### Information provided

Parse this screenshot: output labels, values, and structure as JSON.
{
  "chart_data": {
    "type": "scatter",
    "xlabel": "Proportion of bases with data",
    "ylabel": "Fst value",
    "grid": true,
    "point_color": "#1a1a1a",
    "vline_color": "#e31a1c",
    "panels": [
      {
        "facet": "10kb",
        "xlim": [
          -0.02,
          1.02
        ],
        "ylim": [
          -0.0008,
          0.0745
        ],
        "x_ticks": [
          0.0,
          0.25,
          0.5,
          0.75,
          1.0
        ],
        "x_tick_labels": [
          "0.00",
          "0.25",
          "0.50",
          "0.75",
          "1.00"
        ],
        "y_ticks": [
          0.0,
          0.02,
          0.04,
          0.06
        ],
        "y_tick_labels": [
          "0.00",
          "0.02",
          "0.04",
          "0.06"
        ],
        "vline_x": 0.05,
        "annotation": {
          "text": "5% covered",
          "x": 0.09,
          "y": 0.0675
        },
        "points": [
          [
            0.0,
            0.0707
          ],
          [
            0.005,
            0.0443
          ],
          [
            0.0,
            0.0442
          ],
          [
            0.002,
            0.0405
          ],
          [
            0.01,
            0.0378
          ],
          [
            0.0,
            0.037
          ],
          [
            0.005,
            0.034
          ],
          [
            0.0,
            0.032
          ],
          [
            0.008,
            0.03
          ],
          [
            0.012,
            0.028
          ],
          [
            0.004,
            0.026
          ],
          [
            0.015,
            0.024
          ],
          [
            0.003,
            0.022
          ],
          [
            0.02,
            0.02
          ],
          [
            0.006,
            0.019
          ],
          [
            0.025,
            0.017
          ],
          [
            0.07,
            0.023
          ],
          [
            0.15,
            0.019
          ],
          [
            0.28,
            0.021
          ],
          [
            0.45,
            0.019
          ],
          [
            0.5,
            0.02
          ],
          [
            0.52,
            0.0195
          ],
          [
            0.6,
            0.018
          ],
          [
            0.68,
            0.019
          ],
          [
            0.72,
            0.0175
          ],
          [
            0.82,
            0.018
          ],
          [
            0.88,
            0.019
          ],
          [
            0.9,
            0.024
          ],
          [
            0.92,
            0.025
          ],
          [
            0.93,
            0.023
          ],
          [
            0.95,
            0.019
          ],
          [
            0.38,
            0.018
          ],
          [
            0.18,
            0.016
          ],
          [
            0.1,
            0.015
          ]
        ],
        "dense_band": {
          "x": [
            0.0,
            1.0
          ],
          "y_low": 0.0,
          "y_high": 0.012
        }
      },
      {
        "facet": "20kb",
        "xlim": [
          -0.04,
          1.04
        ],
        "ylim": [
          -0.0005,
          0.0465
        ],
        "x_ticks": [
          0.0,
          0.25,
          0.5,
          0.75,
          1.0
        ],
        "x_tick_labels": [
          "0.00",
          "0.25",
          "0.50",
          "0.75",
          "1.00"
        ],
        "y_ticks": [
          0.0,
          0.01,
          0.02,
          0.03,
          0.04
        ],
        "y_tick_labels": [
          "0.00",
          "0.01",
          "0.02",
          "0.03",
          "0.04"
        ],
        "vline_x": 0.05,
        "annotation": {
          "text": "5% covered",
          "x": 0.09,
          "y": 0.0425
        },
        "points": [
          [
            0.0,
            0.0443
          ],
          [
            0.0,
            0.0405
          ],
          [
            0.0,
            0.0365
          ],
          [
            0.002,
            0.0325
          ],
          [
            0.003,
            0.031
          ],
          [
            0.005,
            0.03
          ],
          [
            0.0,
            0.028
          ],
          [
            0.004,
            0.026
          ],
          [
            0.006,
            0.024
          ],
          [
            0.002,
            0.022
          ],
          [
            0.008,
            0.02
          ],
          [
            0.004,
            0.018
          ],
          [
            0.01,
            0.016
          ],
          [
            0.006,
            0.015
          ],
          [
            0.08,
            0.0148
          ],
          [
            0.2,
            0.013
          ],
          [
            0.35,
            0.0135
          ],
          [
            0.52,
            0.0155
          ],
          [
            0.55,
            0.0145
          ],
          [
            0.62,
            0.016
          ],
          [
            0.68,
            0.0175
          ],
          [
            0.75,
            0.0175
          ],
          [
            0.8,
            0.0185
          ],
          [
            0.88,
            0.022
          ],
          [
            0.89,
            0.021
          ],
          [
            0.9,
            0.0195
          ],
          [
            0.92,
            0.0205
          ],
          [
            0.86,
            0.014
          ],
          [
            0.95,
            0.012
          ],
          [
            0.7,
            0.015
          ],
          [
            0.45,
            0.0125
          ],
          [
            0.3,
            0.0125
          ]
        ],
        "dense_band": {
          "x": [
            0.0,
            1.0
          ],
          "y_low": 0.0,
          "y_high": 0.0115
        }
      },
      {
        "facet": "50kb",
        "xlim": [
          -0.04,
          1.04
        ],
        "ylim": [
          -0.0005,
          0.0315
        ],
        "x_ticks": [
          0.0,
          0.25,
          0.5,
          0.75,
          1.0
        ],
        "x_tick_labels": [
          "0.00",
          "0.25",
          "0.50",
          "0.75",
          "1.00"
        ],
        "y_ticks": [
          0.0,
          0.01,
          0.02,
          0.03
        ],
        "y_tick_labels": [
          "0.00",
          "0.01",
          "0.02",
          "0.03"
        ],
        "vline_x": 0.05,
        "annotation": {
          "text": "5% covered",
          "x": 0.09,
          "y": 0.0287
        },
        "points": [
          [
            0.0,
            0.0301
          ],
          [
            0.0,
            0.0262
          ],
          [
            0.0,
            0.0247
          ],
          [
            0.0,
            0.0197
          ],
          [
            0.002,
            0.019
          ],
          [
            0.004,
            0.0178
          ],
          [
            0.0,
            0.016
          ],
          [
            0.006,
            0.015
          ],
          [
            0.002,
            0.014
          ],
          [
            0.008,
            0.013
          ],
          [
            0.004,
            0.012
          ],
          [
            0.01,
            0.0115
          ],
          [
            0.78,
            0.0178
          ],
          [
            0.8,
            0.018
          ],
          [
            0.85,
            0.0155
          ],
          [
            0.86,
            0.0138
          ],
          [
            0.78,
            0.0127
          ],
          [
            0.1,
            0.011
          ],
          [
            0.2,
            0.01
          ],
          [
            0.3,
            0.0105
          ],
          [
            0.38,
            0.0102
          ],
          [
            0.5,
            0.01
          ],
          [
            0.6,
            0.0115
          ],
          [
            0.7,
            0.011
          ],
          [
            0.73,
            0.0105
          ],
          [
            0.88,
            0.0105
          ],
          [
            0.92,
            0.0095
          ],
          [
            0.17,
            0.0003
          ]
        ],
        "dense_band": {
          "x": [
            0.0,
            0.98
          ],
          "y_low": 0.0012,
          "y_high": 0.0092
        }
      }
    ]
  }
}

### Task to complete
All of the entries should be written out again exactly.

### Finished exercise
Parse this screenshot: output labels, values, and structure as JSON.
{
  "chart_data": {
    "type": "scatter",
    "xlabel": "Proportion of bases with data",
    "ylabel": "Fst value",
    "grid": true,
    "point_color": "#1a1a1a",
    "vline_color": "#e31a1c",
    "panels": [
      {
        "facet": "10kb",
        "xlim": [
          -0.02,
          1.02
        ],
        "ylim": [
          -0.0008,
          0.0745
        ],
        "x_ticks": [
          0.0,
          0.25,
          0.5,
          0.75,
          1.0
        ],
        "x_tick_labels": [
          "0.00",
          "0.25",
          "0.50",
          "0.75",
          "1.00"
        ],
        "y_ticks": [
          0.0,
          0.02,
          0.04,
          0.06
        ],
        "y_tick_labels": [
          "0.00",
          "0.02",
          "0.04",
          "0.06"
        ],
        "vline_x": 0.05,
        "annotation": {
          "text": "5% covered",
          "x": 0.09,
          "y": 0.0675
        },
        "points": [
          [
            0.0,
            0.0707
          ],
          [
            0.005,
            0.0443
          ],
          [
            0.0,
            0.0442
          ],
          [
            0.002,
            0.0405
          ],
          [
            0.01,
            0.0378
          ],
          [
            0.0,
            0.037
          ],
          [
            0.005,
            0.034
          ],
          [
            0.0,
            0.032
          ],
          [
            0.008,
            0.03
          ],
          [
            0.012,
            0.028
          ],
          [
            0.004,
            0.026
          ],
          [
            0.015,
            0.024
          ],
          [
            0.003,
            0.022
          ],
          [
            0.02,
            0.02
          ],
          [
            0.006,
            0.019
          ],
          [
            0.025,
            0.017
          ],
          [
            0.07,
            0.023
          ],
          [
            0.15,
            0.019
          ],
          [
            0.28,
            0.021
          ],
          [
            0.45,
            0.019
          ],
          [
            0.5,
            0.02
          ],
          [
            0.52,
            0.0195
          ],
          [
            0.6,
            0.018
          ],
          [
            0.68,
            0.019
          ],
          [
            0.72,
            0.0175
          ],
          [
            0.82,
            0.018
          ],
          [
            0.88,
            0.019
          ],
          [
            0.9,
            0.024
          ],
          [
            0.92,
            0.025
          ],
          [
            0.93,
            0.023
          ],
          [
            0.95,
            0.019
          ],
          [
            0.38,
            0.018
          ],
          [
            0.18,
            0.016
          ],
          [
            0.1,
            0.015
          ]
        ],
        "dense_band": {
          "x": [
            0.0,
            1.0
          ],
          "y_low": 0.0,
          "y_high": 0.012
        }
      },
      {
        "facet": "20kb",
        "xlim": [
          -0.04,
          1.04
        ],
        "ylim": [
          -0.0005,
          0.0465
        ],
        "x_ticks": [
          0.0,
          0.25,
          0.5,
          0.75,
          1.0
        ],
        "x_tick_labels": [
          "0.00",
          "0.25",
          "0.50",
          "0.75",
          "1.00"
        ],
        "y_ticks": [
          0.0,
          0.01,
          0.02,
          0.03,
          0.04
        ],
        "y_tick_labels": [
          "0.00",
          "0.01",
          "0.02",
          "0.03",
          "0.04"
        ],
        "vline_x": 0.05,
        "annotation": {
          "text": "5% covered",
          "x": 0.09,
          "y": 0.0425
        },
        "points": [
          [
            0.0,
            0.0443
          ],
          [
            0.0,
            0.0405
          ],
          [
            0.0,
            0.0365
          ],
          [
            0.002,
            0.0325
          ],
          [
            0.003,
            0.031
          ],
          [
            0.005,
            0.03
          ],
          [
            0.0,
            0.028
          ],
          [
            0.004,
            0.026
          ],
          [
            0.006,
            0.024
          ],
          [
            0.002,
            0.022
          ],
          [
            0.008,
            0.02
          ],
          [
            0.004,
            0.018
          ],
          [
            0.01,
            0.016
          ],
          [
            0.006,
            0.015
          ],
          [
            0.08,
            0.0148
          ],
          [
            0.2,
            0.013
          ],
          [
            0.35,
            0.0135
          ],
          [
            0.52,
            0.0155
          ],
          [
            0.55,
            0.0145
          ],
          [
            0.62,
            0.016
          ],
          [
            0.68,
            0.0175
          ],
          [
            0.75,
            0.0175
          ],
          [
            0.8,
            0.0185
          ],
          [
            0.88,
            0.022
          ],
          [
            0.89,
            0.021
          ],
          [
            0.9,
            0.0195
          ],
          [
            0.92,
            0.0205
          ],
          [
            0.86,
            0.014
          ],
          [
            0.95,
            0.012
          ],
          [
            0.7,
            0.015
          ],
          [
            0.45,
            0.0125
          ],
          [
            0.3,
            0.0125
          ]
        ],
        "dense_band": {
          "x": [
            0.0,
            1.0
          ],
          "y_low": 0.0,
          "y_high": 0.0115
        }
      },
      {
        "facet": "50kb",
        "xlim": [
          -0.04,
          1.04
        ],
        "ylim": [
          -0.0005,
          0.0315
        ],
        "x_ticks": [
          0.0,
          0.25,
          0.5,
          0.75,
          1.0
        ],
        "x_tick_labels": [
          "0.00",
          "0.25",
          "0.50",
          "0.75",
          "1.00"
        ],
        "y_ticks": [
          0.0,
          0.01,
          0.02,
          0.03
        ],
        "y_tick_labels": [
          "0.00",
          "0.01",
          "0.02",
          "0.03"
        ],
        "vline_x": 0.05,
        "annotation": {
          "text": "5% covered",
          "x": 0.09,
          "y": 0.0287
        },
        "points": [
          [
            0.0,
            0.0301
          ],
          [
            0.0,
            0.0262
          ],
          [
            0.0,
            0.0247
          ],
          [
            0.0,
            0.0197
          ],
          [
            0.002,
            0.019
          ],
          [
            0.004,
            0.0178
          ],
          [
            0.0,
            0.016
          ],
          [
            0.006,
            0.015
          ],
          [
            0.002,
            0.014
          ],
          [
            0.008,
            0.013
          ],
          [
            0.004,
            0.012
          ],
          [
            0.01,
            0.0115
          ],
          [
            0.78,
            0.0178
          ],
          [
            0.8,
            0.018
          ],
          [
            0.85,
            0.0155
          ],
          [
            0.86,
            0.0138
          ],
          [
            0.78,
            0.0127
          ],
          [
            0.1,
            0.011
          ],
          [
            0.2,
            0.01
          ],
          [
            0.3,
            0.0105
          ],
          [
            0.38,
            0.0102
          ],
          [
            0.5,
            0.01
          ],
          [
            0.6,
            0.0115
          ],
          [
            0.7,
            0.011
          ],
          [
            0.73,
            0.0105
          ],
          [
            0.88,
            0.0105
          ],
          [
            0.92,
            0.0095
          ],
          [
            0.17,
            0.0003
          ]
        ],
        "dense_band": {
          "x": [
            0.0,
            0.98
          ],
          "y_low": 0.0012,
          "y_high": 0.0092
        }
      }
    ]
  }
}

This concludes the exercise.